**Problem description:**
Your job is to retype all of the data word for word, leaving every image out.

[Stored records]

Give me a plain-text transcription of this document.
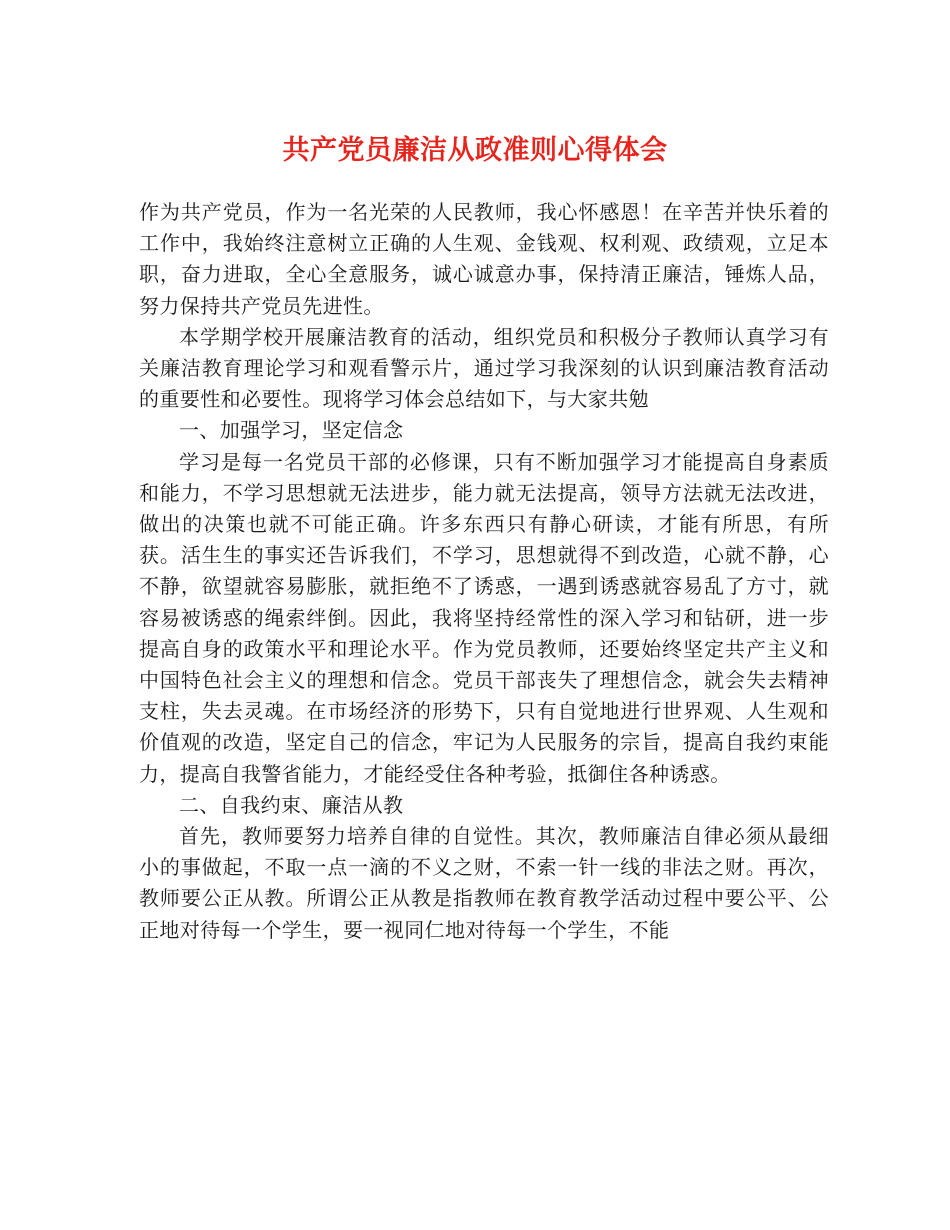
共产党员廉洁从政准则心得体会

作为共产党员，作为一名光荣的人民教师，我心怀感恩！在辛苦并快乐着的工作中，我始终注意树立正确的人生观、金钱观、权利观、政绩观，立足本职，奋力进取，全心全意服务，诚心诚意办事，保持清正廉洁，锤炼人品，努力保持共产党员先进性。

本学期学校开展廉洁教育的活动，组织党员和积极分子教师认真学习有关廉洁教育理论学习和观看警示片，通过学习我深刻的认识到廉洁教育活动的重要性和必要性。现将学习体会总结如下，与大家共勉

一、加强学习，坚定信念

学习是每一名党员干部的必修课，只有不断加强学习才能提高自身素质和能力，不学习思想就无法进步，能力就无法提高，领导方法就无法改进，做出的决策也就不可能正确。许多东西只有静心研读，才能有所思，有所获。活生生的事实还告诉我们，不学习，思想就得不到改造，心就不静，心不静，欲望就容易膨胀，就拒绝不了诱惑，一遇到诱惑就容易乱了方寸，就容易被诱惑的绳索绊倒。因此，我将坚持经常性的深入学习和钻研，进一步提高自身的政策水平和理论水平。作为党员教师，还要始终坚定共产主义和中国特色社会主义的理想和信念。党员干部丧失了理想信念，就会失去精神支柱，失去灵魂。在市场经济的形势下，只有自觉地进行世界观、人生观和价值观的改造，坚定自己的信念，牢记为人民服务的宗旨，提高自我约束能力，提高自我警省能力，才能经受住各种考验，抵御住各种诱惑。

二、自我约束、廉洁从教

首先，教师要努力培养自律的自觉性。其次，教师廉洁自律必须从最细小的事做起，不取一点一滴的不义之财，不索一针一线的非法之财。再次，教师要公正从教。所谓公正从教是指教师在教育教学活动过程中要公平、公正地对待每一个学生，要一视同仁地对待每一个学生，不能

**Output:**
Give me a plain-text transcription of this document.
共产党员廉洁从政准则心得体会

作为共产党员，作为一名光荣的人民教师，我心怀感恩！在辛苦并快乐着的工作中，我始终注意树立正确的人生观、金钱观、权利观、政绩观，立足本职，奋力进取，全心全意服务，诚心诚意办事，保持清正廉洁，锤炼人品，努力保持共产党员先进性。

本学期学校开展廉洁教育的活动，组织党员和积极分子教师认真学习有关廉洁教育理论学习和观看警示片，通过学习我深刻的认识到廉洁教育活动的重要性和必要性。现将学习体会总结如下，与大家共勉

一、加强学习，坚定信念

学习是每一名党员干部的必修课，只有不断加强学习才能提高自身素质和能力，不学习思想就无法进步，能力就无法提高，领导方法就无法改进，做出的决策也就不可能正确。许多东西只有静心研读，才能有所思，有所获。活生生的事实还告诉我们，不学习，思想就得不到改造，心就不静，心不静，欲望就容易膨胀，就拒绝不了诱惑，一遇到诱惑就容易乱了方寸，就容易被诱惑的绳索绊倒。因此，我将坚持经常性的深入学习和钻研，进一步提高自身的政策水平和理论水平。作为党员教师，还要始终坚定共产主义和中国特色社会主义的理想和信念。党员干部丧失了理想信念，就会失去精神支柱，失去灵魂。在市场经济的形势下，只有自觉地进行世界观、人生观和价值观的改造，坚定自己的信念，牢记为人民服务的宗旨，提高自我约束能力，提高自我警省能力，才能经受住各种考验，抵御住各种诱惑。

二、自我约束、廉洁从教

首先，教师要努力培养自律的自觉性。其次，教师廉洁自律必须从最细小的事做起，不取一点一滴的不义之财，不索一针一线的非法之财。再次，教师要公正从教。所谓公正从教是指教师在教育教学活动过程中要公平、公正地对待每一个学生，要一视同仁地对待每一个学生，不能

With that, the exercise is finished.